▸ What the exercise asks
Search the records below for the word "Recent". Pull out each line that has it.

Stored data

— Begin —

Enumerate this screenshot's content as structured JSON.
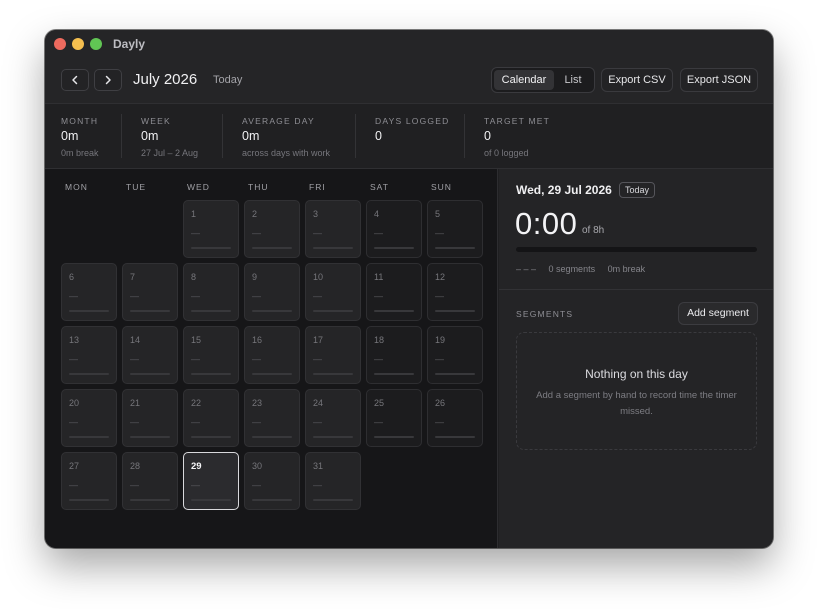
{
  "app": {
    "title": "Dayly"
  },
  "toolbar": {
    "month_title": "July 2026",
    "today_label": "Today",
    "views": [
      "Calendar",
      "List"
    ],
    "active_view": "Calendar",
    "export_csv": "Export CSV",
    "export_json": "Export JSON"
  },
  "stats": [
    {
      "label": "MONTH",
      "value": "0m",
      "sub": "0m break"
    },
    {
      "label": "WEEK",
      "value": "0m",
      "sub": "27 Jul – 2 Aug"
    },
    {
      "label": "AVERAGE DAY",
      "value": "0m",
      "sub": "across days with work"
    },
    {
      "label": "DAYS LOGGED",
      "value": "0",
      "sub": ""
    },
    {
      "label": "TARGET MET",
      "value": "0",
      "sub": "of 0 logged"
    }
  ],
  "calendar": {
    "weekdays": [
      "MON",
      "TUE",
      "WED",
      "THU",
      "FRI",
      "SAT",
      "SUN"
    ],
    "first_weekday_index": 2,
    "days_in_month": 31,
    "selected_day": 29,
    "empty_value": "—"
  },
  "panel": {
    "selected_date": "Wed, 29 Jul 2026",
    "today_badge": "Today",
    "total_time": "0:00",
    "target": "of 8h",
    "progress": 0,
    "range": "– – –",
    "segments_count": "0 segments",
    "break_total": "0m break",
    "segments_label": "SEGMENTS",
    "add_segment": "Add segment",
    "empty_title": "Nothing on this day",
    "empty_desc": "Add a segment by hand to record time the timer missed."
  },
  "colors": {
    "accent": "#d0d0d4",
    "background": "#1f1f21",
    "selected_border": "#d9d9dc"
  }
}
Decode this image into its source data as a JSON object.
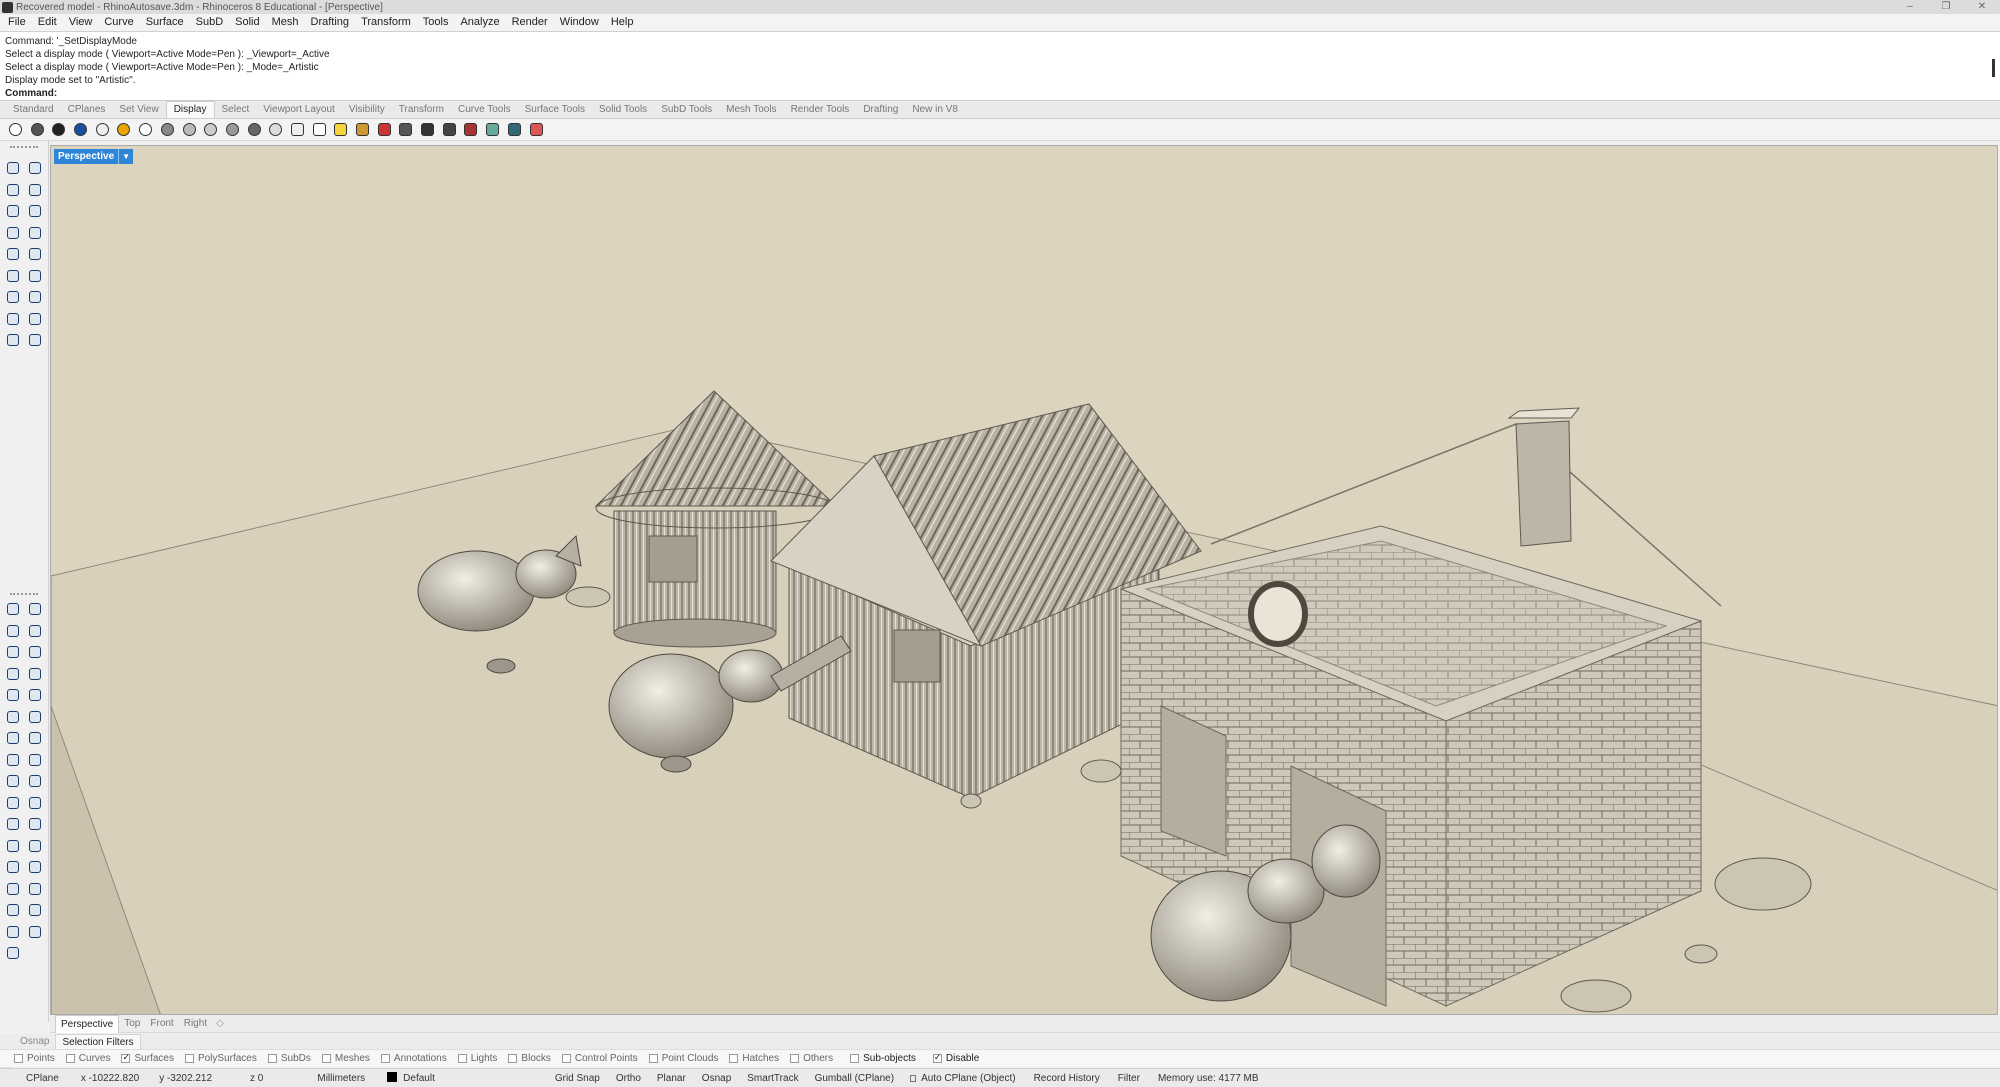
{
  "window": {
    "title": "Recovered model - RhinoAutosave.3dm - Rhinoceros 8 Educational - [Perspective]",
    "controls": [
      "–",
      "❐",
      "✕"
    ]
  },
  "menu": [
    "File",
    "Edit",
    "View",
    "Curve",
    "Surface",
    "SubD",
    "Solid",
    "Mesh",
    "Drafting",
    "Transform",
    "Tools",
    "Analyze",
    "Render",
    "Window",
    "Help"
  ],
  "command": {
    "history": [
      "Command: '_SetDisplayMode",
      "Select a display mode ( Viewport=Active  Mode=Pen ): _Viewport=_Active",
      "Select a display mode ( Viewport=Active  Mode=Pen ): _Mode=_Artistic",
      "Display mode set to \"Artistic\"."
    ],
    "prompt": "Command:"
  },
  "toolbar_tabs": [
    "Standard",
    "CPlanes",
    "Set View",
    "Display",
    "Select",
    "Viewport Layout",
    "Visibility",
    "Transform",
    "Curve Tools",
    "Surface Tools",
    "Solid Tools",
    "SubD Tools",
    "Mesh Tools",
    "Render Tools",
    "Drafting",
    "New in V8"
  ],
  "active_tab": "Display",
  "display_icons": [
    "wireframe-mode-icon",
    "shaded-mode-icon",
    "rendered-mode-icon",
    "ghosted-mode-icon",
    "xray-mode-icon",
    "technical-mode-icon",
    "artistic-mode-icon",
    "pen-mode-icon",
    "arctic-mode-icon",
    "raytraced-mode-icon",
    "monochrome-mode-icon",
    "shadows-icon",
    "silhouette-icon",
    "grid-toggle-icon",
    "axes-toggle-icon",
    "sun-icon",
    "material-ball-icon",
    "gumball-icon",
    "camera-icon",
    "clipping-plane-icon",
    "snapshot-icon",
    "zoom-to-selected-icon",
    "background-icon",
    "display-options-icon",
    "color-palette-icon"
  ],
  "viewport": {
    "name": "Perspective",
    "tabs": [
      "Perspective",
      "Top",
      "Front",
      "Right"
    ],
    "add_symbol": "◇",
    "background_color": "#ddd4c0"
  },
  "panel_tabs": [
    "Osnap",
    "Selection Filters"
  ],
  "active_panel": "Selection Filters",
  "filters": [
    {
      "label": "Points",
      "checked": false
    },
    {
      "label": "Curves",
      "checked": false
    },
    {
      "label": "Surfaces",
      "checked": true
    },
    {
      "label": "PolySurfaces",
      "checked": false
    },
    {
      "label": "SubDs",
      "checked": false
    },
    {
      "label": "Meshes",
      "checked": false
    },
    {
      "label": "Annotations",
      "checked": false
    },
    {
      "label": "Lights",
      "checked": false
    },
    {
      "label": "Blocks",
      "checked": false
    },
    {
      "label": "Control Points",
      "checked": false
    },
    {
      "label": "Point Clouds",
      "checked": false
    },
    {
      "label": "Hatches",
      "checked": false
    },
    {
      "label": "Others",
      "checked": false
    }
  ],
  "extra_filters": [
    {
      "label": "Sub-objects",
      "checked": false
    },
    {
      "label": "Disable",
      "checked": true
    }
  ],
  "status": {
    "cplane": "CPlane",
    "x": "x -10222.820",
    "y": "y -3202.212",
    "z": "z 0",
    "units": "Millimeters",
    "layer": "Default",
    "layer_color": "#000000",
    "grid_snap": "Grid Snap",
    "ortho": "Ortho",
    "planar": "Planar",
    "osnap": "Osnap",
    "smarttrack": "SmartTrack",
    "gumball": "Gumball (CPlane)",
    "auto_cplane": "Auto CPlane (Object)",
    "record_history": "Record History",
    "filter": "Filter",
    "memory": "Memory use: 4177 MB"
  },
  "side_strip_label": "Sele"
}
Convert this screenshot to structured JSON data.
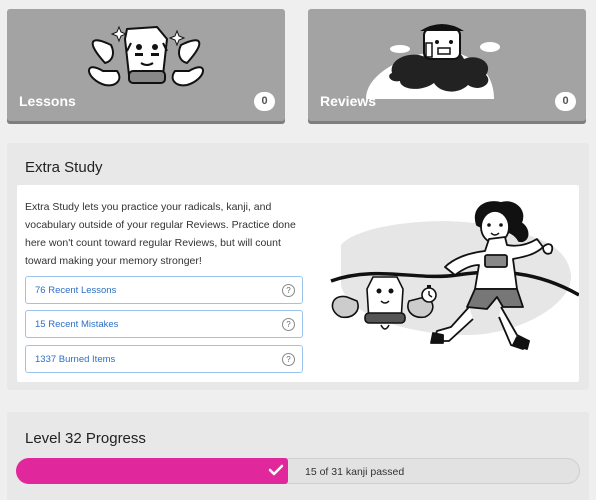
{
  "tiles": {
    "lessons": {
      "label": "Lessons",
      "count": "0"
    },
    "reviews": {
      "label": "Reviews",
      "count": "0"
    }
  },
  "extra_study": {
    "title": "Extra Study",
    "description": "Extra Study lets you practice your radicals, kanji, and vocabulary outside of your regular Reviews. Practice done here won't count toward regular Reviews, but will count toward making your memory stronger!",
    "buttons": [
      {
        "label": "76 Recent Lessons",
        "help": "?"
      },
      {
        "label": "15 Recent Mistakes",
        "help": "?"
      },
      {
        "label": "1337 Burned Items",
        "help": "?"
      }
    ]
  },
  "level_progress": {
    "title": "Level 32 Progress",
    "label": "15 of 31 kanji passed",
    "passed": 15,
    "total": 31,
    "fraction": 0.484,
    "color": "#e0279c"
  },
  "icons": [
    "crab-mascot-icon",
    "sparkle-icon",
    "cloud-mascot-icon",
    "runner-illustration-icon",
    "stopwatch-icon",
    "help-icon",
    "checkmark-icon"
  ]
}
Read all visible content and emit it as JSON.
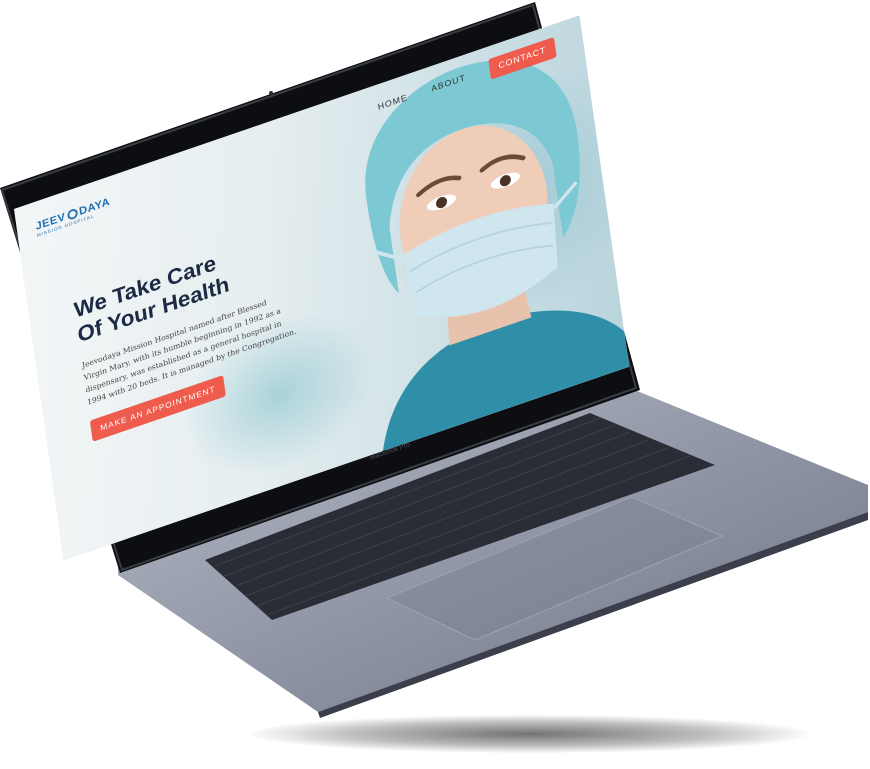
{
  "logo": {
    "name_left": "JEEV",
    "name_right": "DAYA",
    "subtitle": "MISSION HOSPITAL"
  },
  "nav": {
    "home": "HOME",
    "about": "ABOUT",
    "contact": "CONTACT"
  },
  "hero": {
    "title_line1": "We Take Care",
    "title_line2": "Of Your Health",
    "description": "Jeevodaya Mission Hospital named after Blessed Virgin Mary, with its humble beginning in 1992 as a dispensary, was established as a general hospital in 1994 with 20 beds. It is managed by the Congregation.",
    "cta": "MAKE AN APPOINTMENT"
  },
  "device": {
    "label": "MacBook Pro"
  },
  "colors": {
    "accent": "#ef5b4c",
    "heading": "#1d2a44",
    "logo": "#1f6fb2"
  }
}
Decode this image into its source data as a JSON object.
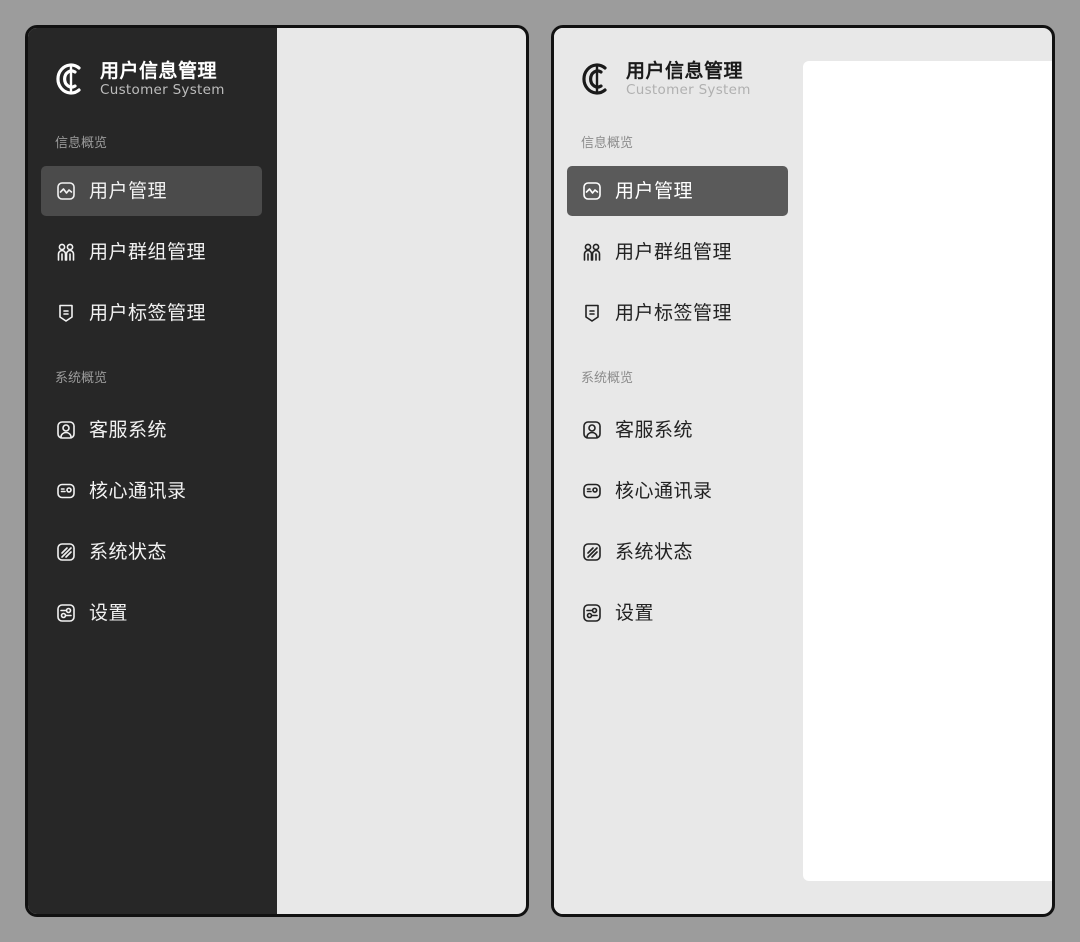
{
  "app": {
    "title": "用户信息管理",
    "subtitle": "Customer System"
  },
  "sections": [
    {
      "label": "信息概览",
      "items": [
        {
          "label": "用户管理",
          "icon": "activity-icon",
          "active": true
        },
        {
          "label": "用户群组管理",
          "icon": "users-icon",
          "active": false
        },
        {
          "label": "用户标签管理",
          "icon": "tag-icon",
          "active": false
        }
      ]
    },
    {
      "label": "系统概览",
      "items": [
        {
          "label": "客服系统",
          "icon": "person-icon",
          "active": false
        },
        {
          "label": "核心通讯录",
          "icon": "contact-card-icon",
          "active": false
        },
        {
          "label": "系统状态",
          "icon": "status-icon",
          "active": false
        },
        {
          "label": "设置",
          "icon": "settings-icon",
          "active": false
        }
      ]
    }
  ],
  "colors": {
    "dark_sidebar": "#272727",
    "dark_active": "#4b4b4b",
    "light_sidebar": "#e8e8e8",
    "light_active": "#5a5a5a",
    "background": "#9c9c9c"
  }
}
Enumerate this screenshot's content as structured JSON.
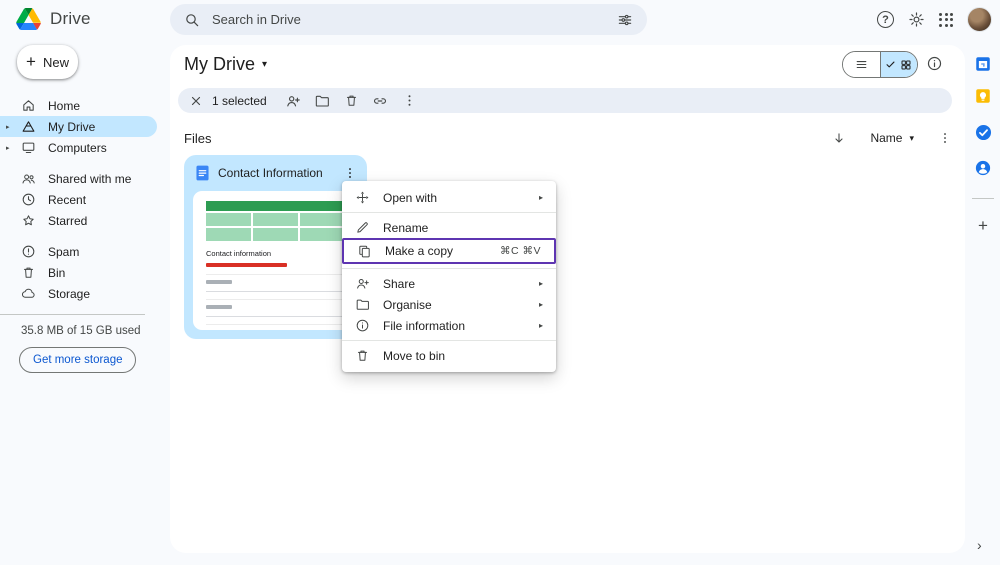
{
  "topbar": {
    "app_name": "Drive",
    "search_placeholder": "Search in Drive"
  },
  "sidebar": {
    "new_label": "New",
    "items": {
      "home": "Home",
      "my_drive": "My Drive",
      "computers": "Computers",
      "shared_with_me": "Shared with me",
      "recent": "Recent",
      "starred": "Starred",
      "spam": "Spam",
      "bin": "Bin",
      "storage": "Storage"
    },
    "storage_used": "35.8 MB of 15 GB used",
    "get_more_storage": "Get more storage"
  },
  "main": {
    "title": "My Drive",
    "selected_count": "1 selected",
    "files_label": "Files",
    "sort_label": "Name",
    "file_card": {
      "title": "Contact Information",
      "preview_heading": "Contact information"
    }
  },
  "context_menu": {
    "open_with": "Open with",
    "rename": "Rename",
    "make_a_copy": "Make a copy",
    "make_a_copy_shortcut": "⌘C ⌘V",
    "share": "Share",
    "organise": "Organise",
    "file_information": "File information",
    "move_to_bin": "Move to bin"
  },
  "glyphs": {
    "help": "?",
    "caret_down": "▾",
    "submenu_arrow": "▸",
    "tree_arrow": "▸",
    "plus": "+",
    "chevron_right": "›"
  },
  "colors": {
    "selection_blue": "#c2e7ff",
    "accent_blue": "#0b57d0",
    "menu_highlight_purple": "#5e35b1"
  }
}
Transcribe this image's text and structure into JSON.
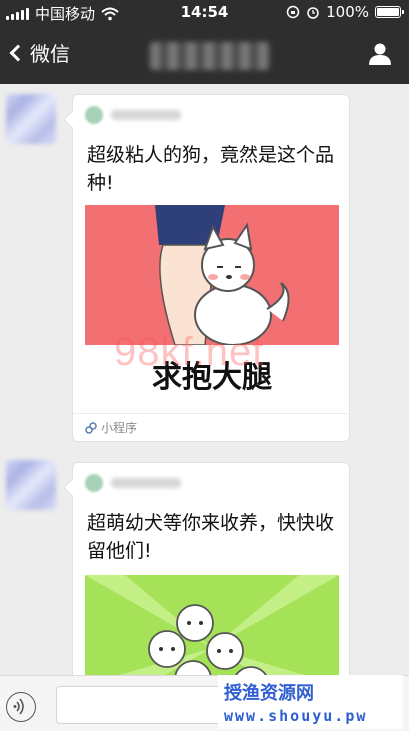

— End —

▸ Expected answer
        "label": "76 Recent Lessons",
        "label": "15 Recent Mistakes",
      "recent": "Recent",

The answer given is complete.